• [WHAT YOU HAVE TO DO]:
Your job is to restate each entry word for word.

• [MATERIALS PROVIDED]:
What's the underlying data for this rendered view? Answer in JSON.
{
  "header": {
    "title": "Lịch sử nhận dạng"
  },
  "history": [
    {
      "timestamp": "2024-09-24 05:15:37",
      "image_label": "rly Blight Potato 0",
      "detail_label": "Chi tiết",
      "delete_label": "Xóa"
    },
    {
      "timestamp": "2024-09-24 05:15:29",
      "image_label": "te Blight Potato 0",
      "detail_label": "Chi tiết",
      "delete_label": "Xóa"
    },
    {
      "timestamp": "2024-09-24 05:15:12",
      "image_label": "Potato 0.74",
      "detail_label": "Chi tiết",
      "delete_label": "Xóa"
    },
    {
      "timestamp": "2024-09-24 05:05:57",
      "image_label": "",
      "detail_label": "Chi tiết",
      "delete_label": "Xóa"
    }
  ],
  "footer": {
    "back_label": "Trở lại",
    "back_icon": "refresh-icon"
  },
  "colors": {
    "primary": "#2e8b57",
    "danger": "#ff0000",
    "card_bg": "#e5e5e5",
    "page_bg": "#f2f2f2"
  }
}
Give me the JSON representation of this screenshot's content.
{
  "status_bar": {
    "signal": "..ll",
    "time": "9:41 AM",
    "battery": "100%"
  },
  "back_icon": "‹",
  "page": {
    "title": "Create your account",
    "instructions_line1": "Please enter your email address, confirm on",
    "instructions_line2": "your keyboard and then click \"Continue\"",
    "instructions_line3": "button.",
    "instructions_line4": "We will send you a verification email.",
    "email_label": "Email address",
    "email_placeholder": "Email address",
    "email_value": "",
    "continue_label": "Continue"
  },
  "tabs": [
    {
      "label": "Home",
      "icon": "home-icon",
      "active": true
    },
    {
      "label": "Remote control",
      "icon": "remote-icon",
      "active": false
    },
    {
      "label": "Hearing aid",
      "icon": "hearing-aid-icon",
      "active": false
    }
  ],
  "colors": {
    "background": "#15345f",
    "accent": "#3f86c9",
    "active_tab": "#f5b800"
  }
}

• [OUTPUT BELOW]:
What's the underlying data for this rendered view? Answer in JSON.
{
  "header": {
    "title": "Lịch sử nhận dạng"
  },
  "history": [
    {
      "timestamp": "2024-09-24 05:15:37",
      "image_label": "rly Blight Potato 0",
      "detail_label": "Chi tiết",
      "delete_label": "Xóa"
    },
    {
      "timestamp": "2024-09-24 05:15:29",
      "image_label": "te Blight Potato 0",
      "detail_label": "Chi tiết",
      "delete_label": "Xóa"
    },
    {
      "timestamp": "2024-09-24 05:15:12",
      "image_label": "Potato 0.74",
      "detail_label": "Chi tiết",
      "delete_label": "Xóa"
    },
    {
      "timestamp": "2024-09-24 05:05:57",
      "image_label": "",
      "detail_label": "Chi tiết",
      "delete_label": "Xóa"
    }
  ],
  "footer": {
    "back_label": "Trở lại",
    "back_icon": "refresh-icon"
  },
  "colors": {
    "primary": "#2e8b57",
    "danger": "#ff0000",
    "card_bg": "#e5e5e5",
    "page_bg": "#f2f2f2"
  }
}
Give me the JSON representation of this screenshot's content.
{
  "status_bar": {
    "signal": "..ll",
    "time": "9:41 AM",
    "battery": "100%"
  },
  "back_icon": "‹",
  "page": {
    "title": "Create your account",
    "instructions_line1": "Please enter your email address, confirm on",
    "instructions_line2": "your keyboard and then click \"Continue\"",
    "instructions_line3": "button.",
    "instructions_line4": "We will send you a verification email.",
    "email_label": "Email address",
    "email_placeholder": "Email address",
    "email_value": "",
    "continue_label": "Continue"
  },
  "tabs": [
    {
      "label": "Home",
      "icon": "home-icon",
      "active": true
    },
    {
      "label": "Remote control",
      "icon": "remote-icon",
      "active": false
    },
    {
      "label": "Hearing aid",
      "icon": "hearing-aid-icon",
      "active": false
    }
  ],
  "colors": {
    "background": "#15345f",
    "accent": "#3f86c9",
    "active_tab": "#f5b800"
  }
}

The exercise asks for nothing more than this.